BEGIN RECORDS SUPPLIED

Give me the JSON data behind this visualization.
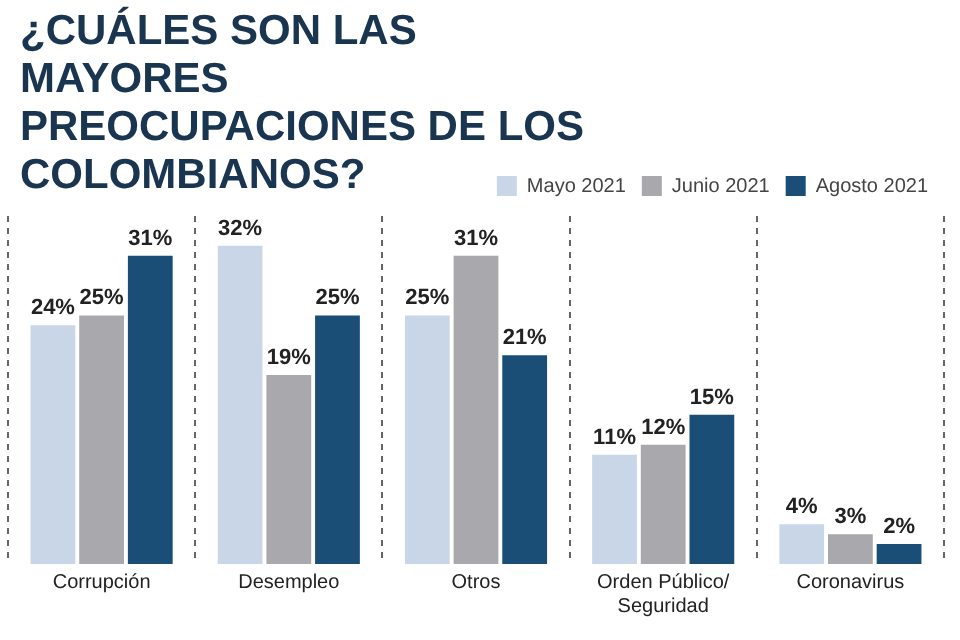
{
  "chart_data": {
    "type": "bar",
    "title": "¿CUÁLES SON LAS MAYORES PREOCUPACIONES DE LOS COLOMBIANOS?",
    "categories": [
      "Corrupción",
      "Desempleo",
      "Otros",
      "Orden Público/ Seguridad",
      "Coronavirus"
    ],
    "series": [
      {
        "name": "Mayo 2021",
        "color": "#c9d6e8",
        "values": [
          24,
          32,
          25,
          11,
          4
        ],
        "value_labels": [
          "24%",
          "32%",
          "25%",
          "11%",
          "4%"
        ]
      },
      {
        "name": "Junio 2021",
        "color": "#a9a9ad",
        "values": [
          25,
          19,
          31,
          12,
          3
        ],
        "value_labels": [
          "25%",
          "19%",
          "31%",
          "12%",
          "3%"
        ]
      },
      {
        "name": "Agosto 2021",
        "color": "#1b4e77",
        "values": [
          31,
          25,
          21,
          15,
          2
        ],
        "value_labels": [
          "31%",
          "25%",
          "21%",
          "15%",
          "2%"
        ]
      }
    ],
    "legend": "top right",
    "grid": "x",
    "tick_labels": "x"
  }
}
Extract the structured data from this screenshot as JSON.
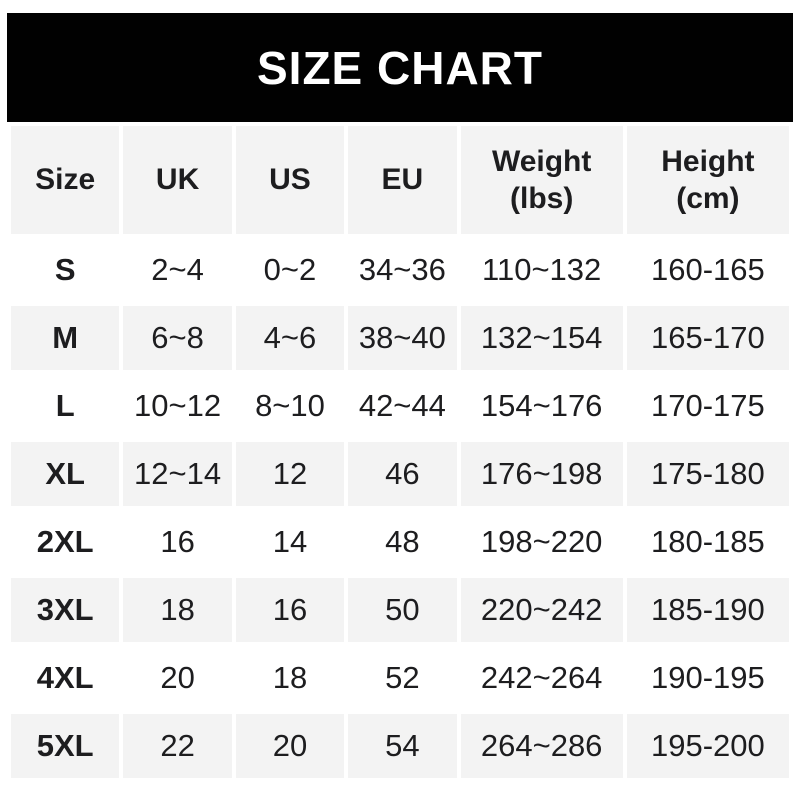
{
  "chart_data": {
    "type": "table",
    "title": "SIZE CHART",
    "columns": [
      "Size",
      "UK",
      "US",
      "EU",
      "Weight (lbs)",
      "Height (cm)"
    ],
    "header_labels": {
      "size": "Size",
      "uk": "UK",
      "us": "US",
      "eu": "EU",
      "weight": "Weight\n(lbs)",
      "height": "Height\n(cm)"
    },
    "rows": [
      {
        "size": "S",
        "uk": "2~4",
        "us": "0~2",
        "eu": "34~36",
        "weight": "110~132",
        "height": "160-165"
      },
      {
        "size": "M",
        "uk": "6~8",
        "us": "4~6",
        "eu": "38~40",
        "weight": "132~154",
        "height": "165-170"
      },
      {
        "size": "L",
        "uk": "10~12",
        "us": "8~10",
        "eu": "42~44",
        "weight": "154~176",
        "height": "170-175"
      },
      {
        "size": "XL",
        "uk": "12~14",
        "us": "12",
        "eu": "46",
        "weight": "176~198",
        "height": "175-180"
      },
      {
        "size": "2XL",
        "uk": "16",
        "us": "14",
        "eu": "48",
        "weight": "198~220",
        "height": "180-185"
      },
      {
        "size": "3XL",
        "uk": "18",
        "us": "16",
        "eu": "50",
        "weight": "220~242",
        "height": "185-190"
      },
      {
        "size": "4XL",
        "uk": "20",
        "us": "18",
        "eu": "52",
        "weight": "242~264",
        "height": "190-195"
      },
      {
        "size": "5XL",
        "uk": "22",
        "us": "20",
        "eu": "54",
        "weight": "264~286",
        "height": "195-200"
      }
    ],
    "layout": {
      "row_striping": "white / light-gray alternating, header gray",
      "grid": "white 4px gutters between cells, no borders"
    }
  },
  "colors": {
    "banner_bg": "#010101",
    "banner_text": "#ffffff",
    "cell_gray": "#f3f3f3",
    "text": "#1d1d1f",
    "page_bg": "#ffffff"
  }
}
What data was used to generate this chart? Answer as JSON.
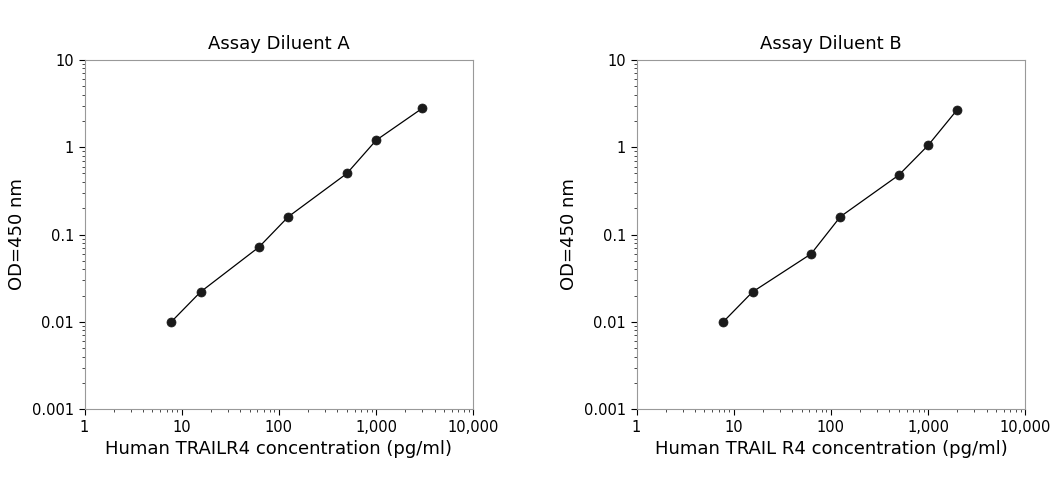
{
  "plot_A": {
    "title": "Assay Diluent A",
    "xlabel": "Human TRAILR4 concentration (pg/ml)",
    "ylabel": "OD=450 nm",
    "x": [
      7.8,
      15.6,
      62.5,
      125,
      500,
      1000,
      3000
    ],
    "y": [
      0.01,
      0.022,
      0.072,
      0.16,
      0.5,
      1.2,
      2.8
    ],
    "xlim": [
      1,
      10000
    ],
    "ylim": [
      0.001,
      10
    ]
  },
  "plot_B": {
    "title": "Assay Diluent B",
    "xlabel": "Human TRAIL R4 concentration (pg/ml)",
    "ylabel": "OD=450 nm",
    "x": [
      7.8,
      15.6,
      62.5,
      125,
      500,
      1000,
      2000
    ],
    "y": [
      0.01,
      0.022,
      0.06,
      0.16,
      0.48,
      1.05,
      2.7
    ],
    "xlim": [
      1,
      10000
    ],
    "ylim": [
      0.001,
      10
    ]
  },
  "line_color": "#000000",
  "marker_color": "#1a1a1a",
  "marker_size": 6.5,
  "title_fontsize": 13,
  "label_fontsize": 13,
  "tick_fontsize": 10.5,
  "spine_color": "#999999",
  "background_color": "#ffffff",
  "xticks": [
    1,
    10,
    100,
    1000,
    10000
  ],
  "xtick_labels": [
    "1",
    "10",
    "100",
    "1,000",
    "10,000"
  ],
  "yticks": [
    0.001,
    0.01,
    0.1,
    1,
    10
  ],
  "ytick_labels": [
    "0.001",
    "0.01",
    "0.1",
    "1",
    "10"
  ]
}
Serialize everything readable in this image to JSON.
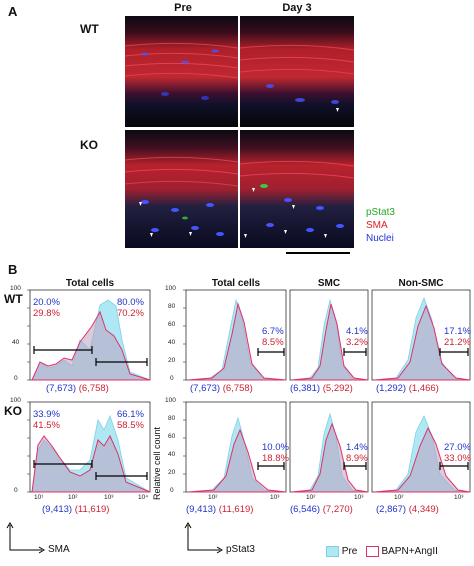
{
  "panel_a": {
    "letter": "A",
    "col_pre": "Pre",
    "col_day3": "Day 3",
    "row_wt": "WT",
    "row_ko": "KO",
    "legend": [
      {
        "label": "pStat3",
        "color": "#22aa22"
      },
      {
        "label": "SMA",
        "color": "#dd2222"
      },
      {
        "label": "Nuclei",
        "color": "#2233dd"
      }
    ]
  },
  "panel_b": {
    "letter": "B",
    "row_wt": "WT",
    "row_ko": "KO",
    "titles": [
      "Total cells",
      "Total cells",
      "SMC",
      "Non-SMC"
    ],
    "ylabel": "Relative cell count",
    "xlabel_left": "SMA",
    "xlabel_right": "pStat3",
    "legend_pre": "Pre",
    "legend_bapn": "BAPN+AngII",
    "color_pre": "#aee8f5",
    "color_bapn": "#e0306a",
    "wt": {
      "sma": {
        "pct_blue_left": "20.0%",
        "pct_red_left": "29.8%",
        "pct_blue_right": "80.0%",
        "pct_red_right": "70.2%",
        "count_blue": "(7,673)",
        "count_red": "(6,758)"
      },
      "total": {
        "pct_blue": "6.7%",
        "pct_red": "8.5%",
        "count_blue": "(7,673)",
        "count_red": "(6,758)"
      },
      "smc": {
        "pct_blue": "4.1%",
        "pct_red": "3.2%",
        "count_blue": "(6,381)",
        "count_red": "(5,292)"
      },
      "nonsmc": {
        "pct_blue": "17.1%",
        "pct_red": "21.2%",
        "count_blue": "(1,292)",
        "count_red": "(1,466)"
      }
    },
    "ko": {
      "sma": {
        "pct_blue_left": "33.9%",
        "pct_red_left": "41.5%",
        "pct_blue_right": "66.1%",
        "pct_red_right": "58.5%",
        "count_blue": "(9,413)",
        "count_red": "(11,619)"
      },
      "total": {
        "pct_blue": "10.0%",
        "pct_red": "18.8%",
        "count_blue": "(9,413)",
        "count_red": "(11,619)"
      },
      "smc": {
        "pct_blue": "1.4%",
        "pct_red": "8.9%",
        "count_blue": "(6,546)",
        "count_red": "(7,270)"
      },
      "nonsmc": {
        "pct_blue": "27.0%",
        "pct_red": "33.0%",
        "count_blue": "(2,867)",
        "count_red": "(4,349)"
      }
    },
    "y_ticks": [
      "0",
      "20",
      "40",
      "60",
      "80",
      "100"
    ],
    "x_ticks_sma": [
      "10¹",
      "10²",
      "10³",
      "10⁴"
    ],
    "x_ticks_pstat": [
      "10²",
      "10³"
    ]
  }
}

END RECORDS SUPPLIED

▶ **WORK INSTRUCTIONS**
A faithful copy of the records above is needed, with the pictures left out.

▶ **SOLVED EXERCISE**
Give me the JSON data behind this visualization.
{
  "chart_data": {
    "type": "bar",
    "title": "¿CUÁLES SON LAS MAYORES PREOCUPACIONES DE LOS COLOMBIANOS?",
    "categories": [
      "Corrupción",
      "Desempleo",
      "Otros",
      "Orden Público/ Seguridad",
      "Coronavirus"
    ],
    "series": [
      {
        "name": "Mayo 2021",
        "color": "#c9d6e8",
        "values": [
          24,
          32,
          25,
          11,
          4
        ],
        "value_labels": [
          "24%",
          "32%",
          "25%",
          "11%",
          "4%"
        ]
      },
      {
        "name": "Junio 2021",
        "color": "#a9a9ad",
        "values": [
          25,
          19,
          31,
          12,
          3
        ],
        "value_labels": [
          "25%",
          "19%",
          "31%",
          "12%",
          "3%"
        ]
      },
      {
        "name": "Agosto 2021",
        "color": "#1b4e77",
        "values": [
          31,
          25,
          21,
          15,
          2
        ],
        "value_labels": [
          "31%",
          "25%",
          "21%",
          "15%",
          "2%"
        ]
      }
    ],
    "legend": "top right",
    "grid": "x",
    "tick_labels": "x"
  }
}
Extract the structured data from this screenshot as JSON.
{
  "chart_data": {
    "type": "table",
    "title": "SIZE CHART",
    "columns": [
      "Size",
      "UK",
      "US",
      "EU",
      "Weight (lbs)",
      "Height (cm)"
    ],
    "header_labels": {
      "size": "Size",
      "uk": "UK",
      "us": "US",
      "eu": "EU",
      "weight": "Weight\n(lbs)",
      "height": "Height\n(cm)"
    },
    "rows": [
      {
        "size": "S",
        "uk": "2~4",
        "us": "0~2",
        "eu": "34~36",
        "weight": "110~132",
        "height": "160-165"
      },
      {
        "size": "M",
        "uk": "6~8",
        "us": "4~6",
        "eu": "38~40",
        "weight": "132~154",
        "height": "165-170"
      },
      {
        "size": "L",
        "uk": "10~12",
        "us": "8~10",
        "eu": "42~44",
        "weight": "154~176",
        "height": "170-175"
      },
      {
        "size": "XL",
        "uk": "12~14",
        "us": "12",
        "eu": "46",
        "weight": "176~198",
        "height": "175-180"
      },
      {
        "size": "2XL",
        "uk": "16",
        "us": "14",
        "eu": "48",
        "weight": "198~220",
        "height": "180-185"
      },
      {
        "size": "3XL",
        "uk": "18",
        "us": "16",
        "eu": "50",
        "weight": "220~242",
        "height": "185-190"
      },
      {
        "size": "4XL",
        "uk": "20",
        "us": "18",
        "eu": "52",
        "weight": "242~264",
        "height": "190-195"
      },
      {
        "size": "5XL",
        "uk": "22",
        "us": "20",
        "eu": "54",
        "weight": "264~286",
        "height": "195-200"
      }
    ],
    "layout": {
      "row_striping": "white / light-gray alternating, header gray",
      "grid": "white 4px gutters between cells, no borders"
    }
  },
  "colors": {
    "banner_bg": "#010101",
    "banner_text": "#ffffff",
    "cell_gray": "#f3f3f3",
    "text": "#1d1d1f",
    "page_bg": "#ffffff"
  }
}
What data was used to generate this chart? Answer as JSON.
{
  "plot_A": {
    "title": "Assay Diluent A",
    "xlabel": "Human TRAILR4 concentration (pg/ml)",
    "ylabel": "OD=450 nm",
    "x": [
      7.8,
      15.6,
      62.5,
      125,
      500,
      1000,
      3000
    ],
    "y": [
      0.01,
      0.022,
      0.072,
      0.16,
      0.5,
      1.2,
      2.8
    ],
    "xlim": [
      1,
      10000
    ],
    "ylim": [
      0.001,
      10
    ]
  },
  "plot_B": {
    "title": "Assay Diluent B",
    "xlabel": "Human TRAIL R4 concentration (pg/ml)",
    "ylabel": "OD=450 nm",
    "x": [
      7.8,
      15.6,
      62.5,
      125,
      500,
      1000,
      2000
    ],
    "y": [
      0.01,
      0.022,
      0.06,
      0.16,
      0.48,
      1.05,
      2.7
    ],
    "xlim": [
      1,
      10000
    ],
    "ylim": [
      0.001,
      10
    ]
  },
  "line_color": "#000000",
  "marker_color": "#1a1a1a",
  "marker_size": 6.5,
  "title_fontsize": 13,
  "label_fontsize": 13,
  "tick_fontsize": 10.5,
  "spine_color": "#999999",
  "background_color": "#ffffff",
  "xticks": [
    1,
    10,
    100,
    1000,
    10000
  ],
  "xtick_labels": [
    "1",
    "10",
    "100",
    "1,000",
    "10,000"
  ],
  "yticks": [
    0.001,
    0.01,
    0.1,
    1,
    10
  ],
  "ytick_labels": [
    "0.001",
    "0.01",
    "0.1",
    "1",
    "10"
  ]
}
Serialize everything readable in this image to JSON.
{
  "panel_a": {
    "letter": "A",
    "col_pre": "Pre",
    "col_day3": "Day 3",
    "row_wt": "WT",
    "row_ko": "KO",
    "legend": [
      {
        "label": "pStat3",
        "color": "#22aa22"
      },
      {
        "label": "SMA",
        "color": "#dd2222"
      },
      {
        "label": "Nuclei",
        "color": "#2233dd"
      }
    ]
  },
  "panel_b": {
    "letter": "B",
    "row_wt": "WT",
    "row_ko": "KO",
    "titles": [
      "Total cells",
      "Total cells",
      "SMC",
      "Non-SMC"
    ],
    "ylabel": "Relative cell count",
    "xlabel_left": "SMA",
    "xlabel_right": "pStat3",
    "legend_pre": "Pre",
    "legend_bapn": "BAPN+AngII",
    "color_pre": "#aee8f5",
    "color_bapn": "#e0306a",
    "wt": {
      "sma": {
        "pct_blue_left": "20.0%",
        "pct_red_left": "29.8%",
        "pct_blue_right": "80.0%",
        "pct_red_right": "70.2%",
        "count_blue": "(7,673)",
        "count_red": "(6,758)"
      },
      "total": {
        "pct_blue": "6.7%",
        "pct_red": "8.5%",
        "count_blue": "(7,673)",
        "count_red": "(6,758)"
      },
      "smc": {
        "pct_blue": "4.1%",
        "pct_red": "3.2%",
        "count_blue": "(6,381)",
        "count_red": "(5,292)"
      },
      "nonsmc": {
        "pct_blue": "17.1%",
        "pct_red": "21.2%",
        "count_blue": "(1,292)",
        "count_red": "(1,466)"
      }
    },
    "ko": {
      "sma": {
        "pct_blue_left": "33.9%",
        "pct_red_left": "41.5%",
        "pct_blue_right": "66.1%",
        "pct_red_right": "58.5%",
        "count_blue": "(9,413)",
        "count_red": "(11,619)"
      },
      "total": {
        "pct_blue": "10.0%",
        "pct_red": "18.8%",
        "count_blue": "(9,413)",
        "count_red": "(11,619)"
      },
      "smc": {
        "pct_blue": "1.4%",
        "pct_red": "8.9%",
        "count_blue": "(6,546)",
        "count_red": "(7,270)"
      },
      "nonsmc": {
        "pct_blue": "27.0%",
        "pct_red": "33.0%",
        "count_blue": "(2,867)",
        "count_red": "(4,349)"
      }
    },
    "y_ticks": [
      "0",
      "20",
      "40",
      "60",
      "80",
      "100"
    ],
    "x_ticks_sma": [
      "10¹",
      "10²",
      "10³",
      "10⁴"
    ],
    "x_ticks_pstat": [
      "10²",
      "10³"
    ]
  }
}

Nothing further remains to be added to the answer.